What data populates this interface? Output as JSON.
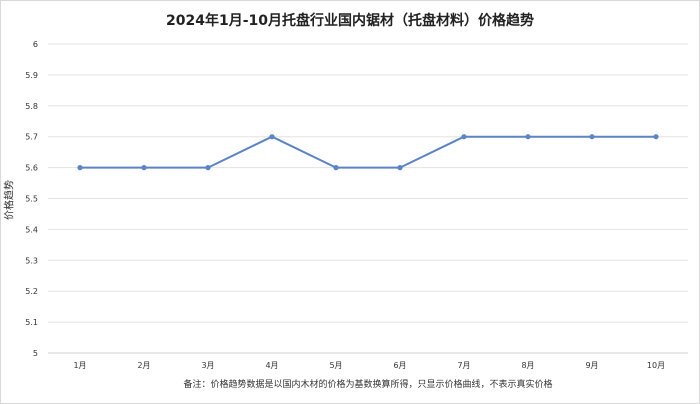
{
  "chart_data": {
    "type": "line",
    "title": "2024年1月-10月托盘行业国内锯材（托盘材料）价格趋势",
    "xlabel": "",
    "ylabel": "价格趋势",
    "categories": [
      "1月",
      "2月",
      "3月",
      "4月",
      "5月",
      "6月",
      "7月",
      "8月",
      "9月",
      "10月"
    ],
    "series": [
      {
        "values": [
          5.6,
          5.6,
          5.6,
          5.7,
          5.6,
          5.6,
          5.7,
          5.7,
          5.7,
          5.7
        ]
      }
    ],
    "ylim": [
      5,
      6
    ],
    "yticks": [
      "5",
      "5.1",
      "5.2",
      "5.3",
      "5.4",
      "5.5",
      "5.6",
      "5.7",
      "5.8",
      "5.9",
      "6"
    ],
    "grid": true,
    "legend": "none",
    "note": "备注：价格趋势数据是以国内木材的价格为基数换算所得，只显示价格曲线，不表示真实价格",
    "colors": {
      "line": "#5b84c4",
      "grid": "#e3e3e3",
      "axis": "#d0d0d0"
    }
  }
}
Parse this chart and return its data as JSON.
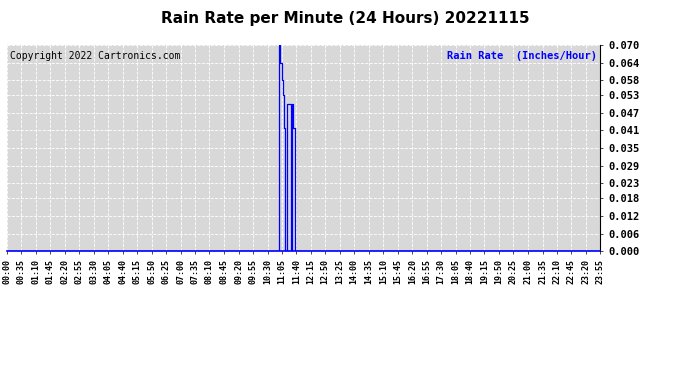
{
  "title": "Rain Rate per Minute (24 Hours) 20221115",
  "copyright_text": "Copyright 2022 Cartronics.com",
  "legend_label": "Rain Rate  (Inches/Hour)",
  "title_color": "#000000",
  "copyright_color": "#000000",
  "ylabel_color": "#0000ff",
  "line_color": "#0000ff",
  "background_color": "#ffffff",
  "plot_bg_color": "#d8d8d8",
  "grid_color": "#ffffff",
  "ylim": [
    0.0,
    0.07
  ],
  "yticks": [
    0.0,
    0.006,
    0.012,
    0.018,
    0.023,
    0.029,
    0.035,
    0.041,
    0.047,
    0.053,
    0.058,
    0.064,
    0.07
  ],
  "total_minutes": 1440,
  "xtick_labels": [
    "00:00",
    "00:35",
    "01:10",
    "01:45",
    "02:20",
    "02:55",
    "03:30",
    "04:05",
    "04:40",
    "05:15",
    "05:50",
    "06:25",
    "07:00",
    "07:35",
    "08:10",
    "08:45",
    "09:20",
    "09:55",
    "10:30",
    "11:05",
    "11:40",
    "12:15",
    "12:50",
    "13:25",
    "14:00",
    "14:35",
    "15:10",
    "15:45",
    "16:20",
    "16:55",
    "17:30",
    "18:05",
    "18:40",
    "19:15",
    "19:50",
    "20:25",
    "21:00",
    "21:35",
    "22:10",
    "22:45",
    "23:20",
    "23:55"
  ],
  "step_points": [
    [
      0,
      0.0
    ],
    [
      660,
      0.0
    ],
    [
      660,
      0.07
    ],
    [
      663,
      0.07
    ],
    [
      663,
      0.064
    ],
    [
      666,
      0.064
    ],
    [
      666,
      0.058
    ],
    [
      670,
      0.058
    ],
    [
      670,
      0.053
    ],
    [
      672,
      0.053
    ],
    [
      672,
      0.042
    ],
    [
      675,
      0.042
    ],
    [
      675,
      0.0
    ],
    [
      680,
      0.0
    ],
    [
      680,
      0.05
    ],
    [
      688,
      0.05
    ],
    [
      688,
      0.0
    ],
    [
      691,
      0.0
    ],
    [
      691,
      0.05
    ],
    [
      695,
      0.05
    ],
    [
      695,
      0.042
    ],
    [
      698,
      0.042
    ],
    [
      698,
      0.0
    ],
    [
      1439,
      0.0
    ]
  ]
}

####################

Are you able to set down all the lines above exactly, without any pictures?

ANSWER FOR THIS EXERCISE:
What data populates this interface? Output as JSON.
{
  "chart_data": {
    "type": "line",
    "title": "2024年1月-10月托盘行业国内锯材（托盘材料）价格趋势",
    "xlabel": "",
    "ylabel": "价格趋势",
    "categories": [
      "1月",
      "2月",
      "3月",
      "4月",
      "5月",
      "6月",
      "7月",
      "8月",
      "9月",
      "10月"
    ],
    "series": [
      {
        "values": [
          5.6,
          5.6,
          5.6,
          5.7,
          5.6,
          5.6,
          5.7,
          5.7,
          5.7,
          5.7
        ]
      }
    ],
    "ylim": [
      5,
      6
    ],
    "yticks": [
      "5",
      "5.1",
      "5.2",
      "5.3",
      "5.4",
      "5.5",
      "5.6",
      "5.7",
      "5.8",
      "5.9",
      "6"
    ],
    "grid": true,
    "legend": "none",
    "note": "备注：价格趋势数据是以国内木材的价格为基数换算所得，只显示价格曲线，不表示真实价格",
    "colors": {
      "line": "#5b84c4",
      "grid": "#e3e3e3",
      "axis": "#d0d0d0"
    }
  }
}
Parse this chart and return its data as JSON.
{
  "title": "Rain Rate per Minute (24 Hours) 20221115",
  "copyright_text": "Copyright 2022 Cartronics.com",
  "legend_label": "Rain Rate  (Inches/Hour)",
  "title_color": "#000000",
  "copyright_color": "#000000",
  "ylabel_color": "#0000ff",
  "line_color": "#0000ff",
  "background_color": "#ffffff",
  "plot_bg_color": "#d8d8d8",
  "grid_color": "#ffffff",
  "ylim": [
    0.0,
    0.07
  ],
  "yticks": [
    0.0,
    0.006,
    0.012,
    0.018,
    0.023,
    0.029,
    0.035,
    0.041,
    0.047,
    0.053,
    0.058,
    0.064,
    0.07
  ],
  "total_minutes": 1440,
  "xtick_labels": [
    "00:00",
    "00:35",
    "01:10",
    "01:45",
    "02:20",
    "02:55",
    "03:30",
    "04:05",
    "04:40",
    "05:15",
    "05:50",
    "06:25",
    "07:00",
    "07:35",
    "08:10",
    "08:45",
    "09:20",
    "09:55",
    "10:30",
    "11:05",
    "11:40",
    "12:15",
    "12:50",
    "13:25",
    "14:00",
    "14:35",
    "15:10",
    "15:45",
    "16:20",
    "16:55",
    "17:30",
    "18:05",
    "18:40",
    "19:15",
    "19:50",
    "20:25",
    "21:00",
    "21:35",
    "22:10",
    "22:45",
    "23:20",
    "23:55"
  ],
  "step_points": [
    [
      0,
      0.0
    ],
    [
      660,
      0.0
    ],
    [
      660,
      0.07
    ],
    [
      663,
      0.07
    ],
    [
      663,
      0.064
    ],
    [
      666,
      0.064
    ],
    [
      666,
      0.058
    ],
    [
      670,
      0.058
    ],
    [
      670,
      0.053
    ],
    [
      672,
      0.053
    ],
    [
      672,
      0.042
    ],
    [
      675,
      0.042
    ],
    [
      675,
      0.0
    ],
    [
      680,
      0.0
    ],
    [
      680,
      0.05
    ],
    [
      688,
      0.05
    ],
    [
      688,
      0.0
    ],
    [
      691,
      0.0
    ],
    [
      691,
      0.05
    ],
    [
      695,
      0.05
    ],
    [
      695,
      0.042
    ],
    [
      698,
      0.042
    ],
    [
      698,
      0.0
    ],
    [
      1439,
      0.0
    ]
  ]
}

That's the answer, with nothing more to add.